§ Stated exercise: From the entries below, say how many lines carry the word "Solo", and give nothing but the number.

§ Data in this exercise:
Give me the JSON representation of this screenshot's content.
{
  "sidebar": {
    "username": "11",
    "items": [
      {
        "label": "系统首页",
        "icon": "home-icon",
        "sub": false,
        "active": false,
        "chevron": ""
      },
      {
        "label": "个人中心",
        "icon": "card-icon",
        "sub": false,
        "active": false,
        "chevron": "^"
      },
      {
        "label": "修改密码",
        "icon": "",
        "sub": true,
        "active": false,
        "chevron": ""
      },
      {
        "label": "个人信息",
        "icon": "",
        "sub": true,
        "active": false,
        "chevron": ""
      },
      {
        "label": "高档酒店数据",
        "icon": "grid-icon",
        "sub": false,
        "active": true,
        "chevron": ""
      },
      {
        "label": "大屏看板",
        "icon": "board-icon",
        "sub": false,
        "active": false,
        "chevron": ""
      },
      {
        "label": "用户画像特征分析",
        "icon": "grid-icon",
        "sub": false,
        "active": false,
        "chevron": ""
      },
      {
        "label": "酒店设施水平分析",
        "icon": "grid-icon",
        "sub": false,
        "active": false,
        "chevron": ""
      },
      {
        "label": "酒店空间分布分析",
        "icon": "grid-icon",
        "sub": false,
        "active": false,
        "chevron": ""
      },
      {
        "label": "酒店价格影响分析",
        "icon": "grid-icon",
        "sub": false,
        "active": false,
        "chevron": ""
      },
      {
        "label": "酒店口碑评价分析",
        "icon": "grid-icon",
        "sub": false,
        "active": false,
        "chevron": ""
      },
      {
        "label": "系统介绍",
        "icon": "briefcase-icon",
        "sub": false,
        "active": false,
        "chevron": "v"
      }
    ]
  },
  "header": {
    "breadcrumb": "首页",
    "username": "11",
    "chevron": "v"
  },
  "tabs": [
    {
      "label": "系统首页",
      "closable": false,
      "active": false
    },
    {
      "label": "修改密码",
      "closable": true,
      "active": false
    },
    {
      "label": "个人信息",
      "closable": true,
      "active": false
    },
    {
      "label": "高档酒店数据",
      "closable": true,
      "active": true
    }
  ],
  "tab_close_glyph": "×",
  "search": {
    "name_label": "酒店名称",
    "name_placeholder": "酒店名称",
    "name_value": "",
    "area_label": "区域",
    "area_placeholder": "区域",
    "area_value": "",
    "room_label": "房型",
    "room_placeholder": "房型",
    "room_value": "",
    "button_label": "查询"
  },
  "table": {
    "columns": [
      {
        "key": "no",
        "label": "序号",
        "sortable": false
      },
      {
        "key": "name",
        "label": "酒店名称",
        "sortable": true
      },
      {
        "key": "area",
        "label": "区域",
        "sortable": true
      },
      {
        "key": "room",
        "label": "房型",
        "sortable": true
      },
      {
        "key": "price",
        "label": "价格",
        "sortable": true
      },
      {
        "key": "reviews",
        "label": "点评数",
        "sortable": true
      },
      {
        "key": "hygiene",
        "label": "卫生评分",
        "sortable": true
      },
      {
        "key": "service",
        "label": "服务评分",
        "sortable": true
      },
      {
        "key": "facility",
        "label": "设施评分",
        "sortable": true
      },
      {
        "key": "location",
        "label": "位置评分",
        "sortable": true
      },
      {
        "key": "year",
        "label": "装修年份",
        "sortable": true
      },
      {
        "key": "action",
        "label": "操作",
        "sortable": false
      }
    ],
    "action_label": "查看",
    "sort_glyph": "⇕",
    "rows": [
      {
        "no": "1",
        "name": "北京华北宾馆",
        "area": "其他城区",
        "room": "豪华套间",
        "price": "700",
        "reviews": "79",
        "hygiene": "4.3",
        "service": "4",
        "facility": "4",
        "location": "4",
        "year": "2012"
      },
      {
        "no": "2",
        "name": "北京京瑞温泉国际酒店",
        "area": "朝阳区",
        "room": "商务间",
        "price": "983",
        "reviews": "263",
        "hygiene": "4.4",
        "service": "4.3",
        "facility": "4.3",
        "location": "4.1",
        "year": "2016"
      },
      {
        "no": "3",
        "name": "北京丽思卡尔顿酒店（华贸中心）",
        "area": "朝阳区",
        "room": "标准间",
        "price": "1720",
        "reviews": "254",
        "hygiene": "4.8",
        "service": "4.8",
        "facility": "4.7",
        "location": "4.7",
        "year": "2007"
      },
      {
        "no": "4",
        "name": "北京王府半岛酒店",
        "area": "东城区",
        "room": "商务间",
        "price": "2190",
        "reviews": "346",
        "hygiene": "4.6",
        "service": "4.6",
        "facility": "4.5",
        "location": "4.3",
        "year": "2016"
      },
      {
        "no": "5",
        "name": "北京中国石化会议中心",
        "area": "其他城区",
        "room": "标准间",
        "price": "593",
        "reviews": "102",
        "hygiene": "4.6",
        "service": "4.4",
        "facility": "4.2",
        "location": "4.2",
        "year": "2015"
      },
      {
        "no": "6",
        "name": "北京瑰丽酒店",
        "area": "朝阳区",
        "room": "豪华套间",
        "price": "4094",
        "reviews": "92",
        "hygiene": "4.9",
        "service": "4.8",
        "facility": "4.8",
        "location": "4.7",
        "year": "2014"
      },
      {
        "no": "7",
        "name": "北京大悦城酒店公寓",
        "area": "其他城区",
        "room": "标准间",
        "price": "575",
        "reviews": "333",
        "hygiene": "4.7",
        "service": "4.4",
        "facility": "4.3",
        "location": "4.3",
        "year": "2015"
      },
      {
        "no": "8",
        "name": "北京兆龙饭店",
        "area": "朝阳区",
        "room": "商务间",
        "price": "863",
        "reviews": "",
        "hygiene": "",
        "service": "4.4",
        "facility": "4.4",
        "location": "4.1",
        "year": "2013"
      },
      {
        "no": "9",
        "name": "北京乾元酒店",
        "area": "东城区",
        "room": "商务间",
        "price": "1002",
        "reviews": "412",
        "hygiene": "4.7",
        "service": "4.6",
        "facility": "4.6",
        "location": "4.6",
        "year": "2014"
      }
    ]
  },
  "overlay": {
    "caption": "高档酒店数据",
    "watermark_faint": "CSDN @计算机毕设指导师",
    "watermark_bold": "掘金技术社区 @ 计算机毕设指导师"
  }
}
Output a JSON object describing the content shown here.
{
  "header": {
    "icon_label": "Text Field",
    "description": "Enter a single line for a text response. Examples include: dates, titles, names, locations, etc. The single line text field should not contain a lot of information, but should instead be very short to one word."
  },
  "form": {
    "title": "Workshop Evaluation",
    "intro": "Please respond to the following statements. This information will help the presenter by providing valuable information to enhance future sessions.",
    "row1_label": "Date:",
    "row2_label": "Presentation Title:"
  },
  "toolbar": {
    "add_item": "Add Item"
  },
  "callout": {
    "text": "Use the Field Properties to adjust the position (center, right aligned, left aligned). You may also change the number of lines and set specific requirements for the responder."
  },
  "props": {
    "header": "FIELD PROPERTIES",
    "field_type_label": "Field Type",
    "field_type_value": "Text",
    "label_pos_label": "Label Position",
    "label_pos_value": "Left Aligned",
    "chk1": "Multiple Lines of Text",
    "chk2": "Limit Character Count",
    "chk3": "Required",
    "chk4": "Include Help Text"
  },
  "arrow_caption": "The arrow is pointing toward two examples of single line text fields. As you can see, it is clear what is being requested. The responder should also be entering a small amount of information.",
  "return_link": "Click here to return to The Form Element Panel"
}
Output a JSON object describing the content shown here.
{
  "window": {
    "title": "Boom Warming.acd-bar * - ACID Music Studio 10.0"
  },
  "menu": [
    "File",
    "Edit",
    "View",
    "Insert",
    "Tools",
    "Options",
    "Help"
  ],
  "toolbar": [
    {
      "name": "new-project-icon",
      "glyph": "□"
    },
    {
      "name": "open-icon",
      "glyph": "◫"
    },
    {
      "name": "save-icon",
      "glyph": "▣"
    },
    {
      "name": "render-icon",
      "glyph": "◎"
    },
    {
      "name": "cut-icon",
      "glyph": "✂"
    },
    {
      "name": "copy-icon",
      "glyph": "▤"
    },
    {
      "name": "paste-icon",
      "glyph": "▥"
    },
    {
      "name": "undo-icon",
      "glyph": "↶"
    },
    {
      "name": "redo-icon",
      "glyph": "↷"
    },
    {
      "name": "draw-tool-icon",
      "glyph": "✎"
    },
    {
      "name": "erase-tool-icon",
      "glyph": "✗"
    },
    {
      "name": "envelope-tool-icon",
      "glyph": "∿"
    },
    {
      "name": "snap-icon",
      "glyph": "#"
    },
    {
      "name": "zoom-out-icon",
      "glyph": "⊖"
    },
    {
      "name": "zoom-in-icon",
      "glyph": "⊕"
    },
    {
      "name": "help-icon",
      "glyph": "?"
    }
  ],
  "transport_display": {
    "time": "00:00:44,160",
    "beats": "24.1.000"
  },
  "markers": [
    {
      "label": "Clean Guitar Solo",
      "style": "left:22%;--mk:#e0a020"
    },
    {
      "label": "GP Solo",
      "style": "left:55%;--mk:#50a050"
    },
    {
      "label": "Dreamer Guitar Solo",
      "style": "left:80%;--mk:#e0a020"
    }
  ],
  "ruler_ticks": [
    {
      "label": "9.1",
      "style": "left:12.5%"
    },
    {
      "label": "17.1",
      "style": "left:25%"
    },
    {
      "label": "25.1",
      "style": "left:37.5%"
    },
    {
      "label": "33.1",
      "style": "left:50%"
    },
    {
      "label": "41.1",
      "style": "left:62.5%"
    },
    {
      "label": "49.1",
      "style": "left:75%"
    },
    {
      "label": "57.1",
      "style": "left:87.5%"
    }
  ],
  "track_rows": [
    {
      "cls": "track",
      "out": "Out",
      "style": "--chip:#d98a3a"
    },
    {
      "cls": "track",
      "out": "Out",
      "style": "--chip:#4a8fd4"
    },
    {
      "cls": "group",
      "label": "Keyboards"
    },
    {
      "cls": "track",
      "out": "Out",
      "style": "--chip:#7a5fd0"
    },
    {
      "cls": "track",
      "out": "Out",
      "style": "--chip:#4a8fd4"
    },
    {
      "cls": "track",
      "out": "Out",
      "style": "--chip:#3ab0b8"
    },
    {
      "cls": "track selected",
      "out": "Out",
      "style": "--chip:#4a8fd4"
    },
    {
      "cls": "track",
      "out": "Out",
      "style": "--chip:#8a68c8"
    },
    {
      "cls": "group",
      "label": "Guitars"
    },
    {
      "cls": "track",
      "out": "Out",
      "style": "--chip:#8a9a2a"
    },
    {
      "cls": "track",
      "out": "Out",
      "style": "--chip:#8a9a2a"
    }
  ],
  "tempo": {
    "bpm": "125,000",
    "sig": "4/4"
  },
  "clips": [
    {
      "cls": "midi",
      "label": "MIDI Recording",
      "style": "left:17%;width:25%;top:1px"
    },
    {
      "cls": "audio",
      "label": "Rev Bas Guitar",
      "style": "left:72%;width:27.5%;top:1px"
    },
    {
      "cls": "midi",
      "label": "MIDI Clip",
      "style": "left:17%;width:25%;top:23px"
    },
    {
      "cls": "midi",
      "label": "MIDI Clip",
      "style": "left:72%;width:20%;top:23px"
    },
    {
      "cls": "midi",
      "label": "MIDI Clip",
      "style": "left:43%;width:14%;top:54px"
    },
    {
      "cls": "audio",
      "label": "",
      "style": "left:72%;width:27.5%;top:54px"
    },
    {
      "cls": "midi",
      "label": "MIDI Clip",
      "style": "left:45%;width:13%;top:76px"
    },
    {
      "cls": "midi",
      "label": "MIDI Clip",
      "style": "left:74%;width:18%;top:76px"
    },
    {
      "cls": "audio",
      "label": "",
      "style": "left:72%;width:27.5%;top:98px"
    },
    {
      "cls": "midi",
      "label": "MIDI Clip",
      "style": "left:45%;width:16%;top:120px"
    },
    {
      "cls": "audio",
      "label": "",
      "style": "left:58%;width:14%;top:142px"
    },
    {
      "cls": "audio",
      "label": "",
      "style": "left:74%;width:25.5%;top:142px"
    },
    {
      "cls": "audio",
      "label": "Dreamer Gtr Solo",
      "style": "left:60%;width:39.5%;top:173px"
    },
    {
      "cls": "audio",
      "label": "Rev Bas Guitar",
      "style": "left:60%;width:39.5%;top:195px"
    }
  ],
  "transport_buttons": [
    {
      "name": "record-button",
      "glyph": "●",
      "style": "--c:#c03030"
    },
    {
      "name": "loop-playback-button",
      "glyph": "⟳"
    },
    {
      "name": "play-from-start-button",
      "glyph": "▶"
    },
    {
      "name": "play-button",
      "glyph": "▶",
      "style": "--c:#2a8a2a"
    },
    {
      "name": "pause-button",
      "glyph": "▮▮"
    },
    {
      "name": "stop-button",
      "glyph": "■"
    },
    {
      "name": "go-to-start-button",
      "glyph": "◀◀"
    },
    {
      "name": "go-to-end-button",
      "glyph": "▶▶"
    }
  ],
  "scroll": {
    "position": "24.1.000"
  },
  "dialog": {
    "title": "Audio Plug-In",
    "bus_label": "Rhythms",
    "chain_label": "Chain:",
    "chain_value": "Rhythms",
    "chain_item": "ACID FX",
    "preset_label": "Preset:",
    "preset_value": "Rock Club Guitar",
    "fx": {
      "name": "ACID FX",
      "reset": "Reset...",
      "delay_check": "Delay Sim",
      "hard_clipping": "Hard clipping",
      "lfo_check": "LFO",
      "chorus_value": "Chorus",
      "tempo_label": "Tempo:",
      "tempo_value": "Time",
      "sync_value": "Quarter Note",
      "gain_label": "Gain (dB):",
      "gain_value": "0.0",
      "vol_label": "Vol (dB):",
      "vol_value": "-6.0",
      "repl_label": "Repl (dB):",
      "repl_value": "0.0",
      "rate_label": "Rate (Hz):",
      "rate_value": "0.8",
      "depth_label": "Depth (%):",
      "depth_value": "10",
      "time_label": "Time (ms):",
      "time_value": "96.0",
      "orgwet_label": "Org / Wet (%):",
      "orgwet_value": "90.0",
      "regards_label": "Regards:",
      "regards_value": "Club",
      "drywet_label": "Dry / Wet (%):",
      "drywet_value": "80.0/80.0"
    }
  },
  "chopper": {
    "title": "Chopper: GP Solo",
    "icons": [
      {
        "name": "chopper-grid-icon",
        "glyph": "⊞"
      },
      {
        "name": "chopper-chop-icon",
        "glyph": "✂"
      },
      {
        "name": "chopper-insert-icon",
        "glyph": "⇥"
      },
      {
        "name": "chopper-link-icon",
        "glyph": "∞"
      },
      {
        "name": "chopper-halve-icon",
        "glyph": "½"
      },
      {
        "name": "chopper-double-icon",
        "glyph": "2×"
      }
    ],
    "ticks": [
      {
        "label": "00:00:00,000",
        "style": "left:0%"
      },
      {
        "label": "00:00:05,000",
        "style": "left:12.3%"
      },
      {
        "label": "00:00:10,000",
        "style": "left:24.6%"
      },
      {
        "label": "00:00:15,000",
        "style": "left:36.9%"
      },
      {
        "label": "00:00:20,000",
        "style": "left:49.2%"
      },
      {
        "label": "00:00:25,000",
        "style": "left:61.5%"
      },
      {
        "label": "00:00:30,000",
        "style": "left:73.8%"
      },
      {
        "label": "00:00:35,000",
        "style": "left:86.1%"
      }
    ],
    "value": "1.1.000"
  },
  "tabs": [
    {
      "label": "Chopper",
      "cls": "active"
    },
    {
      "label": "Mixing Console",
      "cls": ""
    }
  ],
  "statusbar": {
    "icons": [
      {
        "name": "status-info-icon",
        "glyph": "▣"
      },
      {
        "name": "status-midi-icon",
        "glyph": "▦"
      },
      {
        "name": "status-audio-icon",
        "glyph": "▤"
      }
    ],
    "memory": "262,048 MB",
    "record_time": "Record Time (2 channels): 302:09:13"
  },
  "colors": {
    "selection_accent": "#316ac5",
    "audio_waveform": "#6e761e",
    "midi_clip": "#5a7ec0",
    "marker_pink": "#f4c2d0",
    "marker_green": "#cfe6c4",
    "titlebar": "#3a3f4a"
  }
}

§ Task response: 5